## START
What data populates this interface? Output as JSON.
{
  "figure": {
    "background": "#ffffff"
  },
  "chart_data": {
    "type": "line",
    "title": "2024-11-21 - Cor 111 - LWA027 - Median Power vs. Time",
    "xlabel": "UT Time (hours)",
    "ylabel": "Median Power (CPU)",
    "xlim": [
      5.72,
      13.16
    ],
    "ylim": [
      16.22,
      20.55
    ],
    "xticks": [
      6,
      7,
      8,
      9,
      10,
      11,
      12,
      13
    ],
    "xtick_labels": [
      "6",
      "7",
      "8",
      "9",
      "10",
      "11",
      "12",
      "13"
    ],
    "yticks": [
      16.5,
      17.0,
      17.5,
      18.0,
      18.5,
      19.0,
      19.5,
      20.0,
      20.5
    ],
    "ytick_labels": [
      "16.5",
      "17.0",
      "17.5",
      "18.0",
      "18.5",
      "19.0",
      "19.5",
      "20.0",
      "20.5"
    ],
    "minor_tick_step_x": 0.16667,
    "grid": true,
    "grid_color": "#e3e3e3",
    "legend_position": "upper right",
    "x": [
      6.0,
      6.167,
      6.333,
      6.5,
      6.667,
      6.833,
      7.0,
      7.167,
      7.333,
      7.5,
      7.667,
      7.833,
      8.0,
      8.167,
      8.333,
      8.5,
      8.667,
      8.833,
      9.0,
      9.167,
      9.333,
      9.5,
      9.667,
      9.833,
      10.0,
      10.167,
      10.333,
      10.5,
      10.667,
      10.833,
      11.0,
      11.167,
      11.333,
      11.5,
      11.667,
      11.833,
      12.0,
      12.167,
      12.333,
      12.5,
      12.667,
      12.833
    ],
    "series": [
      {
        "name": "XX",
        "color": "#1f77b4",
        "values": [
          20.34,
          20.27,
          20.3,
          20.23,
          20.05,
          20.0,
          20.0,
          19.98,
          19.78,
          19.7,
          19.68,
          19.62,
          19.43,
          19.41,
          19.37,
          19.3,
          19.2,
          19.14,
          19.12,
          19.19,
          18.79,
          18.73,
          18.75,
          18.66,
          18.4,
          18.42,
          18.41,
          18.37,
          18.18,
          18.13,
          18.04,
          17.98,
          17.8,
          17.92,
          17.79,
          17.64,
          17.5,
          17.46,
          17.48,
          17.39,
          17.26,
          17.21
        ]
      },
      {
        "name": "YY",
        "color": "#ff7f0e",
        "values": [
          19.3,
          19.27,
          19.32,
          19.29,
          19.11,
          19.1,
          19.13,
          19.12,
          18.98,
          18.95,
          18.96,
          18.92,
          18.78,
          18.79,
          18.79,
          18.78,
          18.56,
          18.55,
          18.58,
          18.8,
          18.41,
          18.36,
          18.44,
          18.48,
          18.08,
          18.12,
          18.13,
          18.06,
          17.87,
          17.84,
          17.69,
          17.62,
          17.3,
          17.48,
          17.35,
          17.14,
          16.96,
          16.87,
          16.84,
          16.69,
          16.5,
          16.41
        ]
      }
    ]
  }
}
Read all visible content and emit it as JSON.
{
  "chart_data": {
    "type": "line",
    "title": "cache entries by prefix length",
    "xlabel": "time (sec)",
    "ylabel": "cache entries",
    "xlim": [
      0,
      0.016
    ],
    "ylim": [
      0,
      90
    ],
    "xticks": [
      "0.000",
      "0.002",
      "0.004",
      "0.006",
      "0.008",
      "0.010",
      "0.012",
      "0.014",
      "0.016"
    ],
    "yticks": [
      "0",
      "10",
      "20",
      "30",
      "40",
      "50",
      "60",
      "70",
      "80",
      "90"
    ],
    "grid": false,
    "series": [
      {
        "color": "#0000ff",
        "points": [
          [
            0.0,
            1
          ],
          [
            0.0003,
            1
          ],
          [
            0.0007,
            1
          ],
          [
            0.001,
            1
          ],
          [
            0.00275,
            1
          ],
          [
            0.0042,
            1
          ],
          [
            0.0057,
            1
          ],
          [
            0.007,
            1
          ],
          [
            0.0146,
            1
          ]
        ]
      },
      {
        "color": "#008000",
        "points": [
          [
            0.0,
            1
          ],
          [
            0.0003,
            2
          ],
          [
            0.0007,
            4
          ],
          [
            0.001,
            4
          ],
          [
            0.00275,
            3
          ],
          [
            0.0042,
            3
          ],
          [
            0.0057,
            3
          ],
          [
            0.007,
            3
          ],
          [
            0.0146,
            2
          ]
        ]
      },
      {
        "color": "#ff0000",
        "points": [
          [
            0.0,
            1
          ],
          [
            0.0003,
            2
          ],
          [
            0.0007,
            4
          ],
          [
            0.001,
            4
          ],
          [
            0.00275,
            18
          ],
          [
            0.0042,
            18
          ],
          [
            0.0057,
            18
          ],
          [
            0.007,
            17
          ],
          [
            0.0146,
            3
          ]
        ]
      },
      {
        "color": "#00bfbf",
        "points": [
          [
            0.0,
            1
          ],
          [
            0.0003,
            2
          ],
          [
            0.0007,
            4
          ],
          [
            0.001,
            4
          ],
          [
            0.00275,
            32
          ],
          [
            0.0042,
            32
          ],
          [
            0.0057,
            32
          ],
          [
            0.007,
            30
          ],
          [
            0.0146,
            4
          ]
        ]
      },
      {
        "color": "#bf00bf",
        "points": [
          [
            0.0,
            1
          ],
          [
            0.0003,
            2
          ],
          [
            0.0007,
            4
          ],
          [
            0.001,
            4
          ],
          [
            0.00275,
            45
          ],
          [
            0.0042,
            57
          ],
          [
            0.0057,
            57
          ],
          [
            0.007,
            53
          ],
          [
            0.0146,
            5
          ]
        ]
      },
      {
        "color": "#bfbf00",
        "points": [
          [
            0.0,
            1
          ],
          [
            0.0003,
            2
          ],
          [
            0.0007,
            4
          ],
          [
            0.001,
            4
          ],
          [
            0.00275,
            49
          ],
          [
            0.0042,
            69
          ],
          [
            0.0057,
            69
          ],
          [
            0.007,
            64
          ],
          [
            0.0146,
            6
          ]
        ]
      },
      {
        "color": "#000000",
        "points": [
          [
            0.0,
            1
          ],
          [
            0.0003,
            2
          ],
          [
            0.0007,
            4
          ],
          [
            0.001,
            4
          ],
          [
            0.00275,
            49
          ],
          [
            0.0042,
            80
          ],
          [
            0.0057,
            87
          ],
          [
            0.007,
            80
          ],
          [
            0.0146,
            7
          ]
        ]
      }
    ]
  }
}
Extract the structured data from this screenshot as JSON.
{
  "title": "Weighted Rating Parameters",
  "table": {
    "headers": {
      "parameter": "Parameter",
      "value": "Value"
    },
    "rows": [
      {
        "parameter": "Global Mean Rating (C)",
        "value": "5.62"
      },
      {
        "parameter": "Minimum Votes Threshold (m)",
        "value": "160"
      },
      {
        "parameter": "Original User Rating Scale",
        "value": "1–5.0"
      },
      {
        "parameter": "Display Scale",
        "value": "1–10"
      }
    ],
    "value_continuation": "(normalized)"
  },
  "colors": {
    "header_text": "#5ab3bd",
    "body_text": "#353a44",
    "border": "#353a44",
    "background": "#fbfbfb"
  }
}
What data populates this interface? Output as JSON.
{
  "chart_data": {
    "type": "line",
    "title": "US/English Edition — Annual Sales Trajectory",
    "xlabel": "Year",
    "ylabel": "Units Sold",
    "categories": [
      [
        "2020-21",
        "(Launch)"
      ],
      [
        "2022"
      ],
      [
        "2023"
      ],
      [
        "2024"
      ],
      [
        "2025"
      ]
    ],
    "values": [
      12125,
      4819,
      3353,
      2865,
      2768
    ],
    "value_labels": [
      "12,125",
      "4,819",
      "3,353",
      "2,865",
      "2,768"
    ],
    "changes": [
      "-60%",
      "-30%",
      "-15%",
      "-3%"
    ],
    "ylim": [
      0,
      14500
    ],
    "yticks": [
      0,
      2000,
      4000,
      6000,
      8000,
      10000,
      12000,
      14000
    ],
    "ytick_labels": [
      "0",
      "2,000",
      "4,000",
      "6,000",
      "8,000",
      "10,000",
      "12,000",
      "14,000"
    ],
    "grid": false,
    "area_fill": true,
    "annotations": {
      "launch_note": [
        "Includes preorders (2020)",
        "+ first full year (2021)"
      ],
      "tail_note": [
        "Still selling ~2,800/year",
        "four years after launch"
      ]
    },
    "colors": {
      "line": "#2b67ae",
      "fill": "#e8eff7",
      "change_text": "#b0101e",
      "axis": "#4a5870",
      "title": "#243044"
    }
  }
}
## END
• Written task
Gather each line in these records that contains the string "xlabel".

• Completed task
    "xlabel": "UT Time (hours)",
    "xlabel": "time (sec)",
    "xlabel": "Year",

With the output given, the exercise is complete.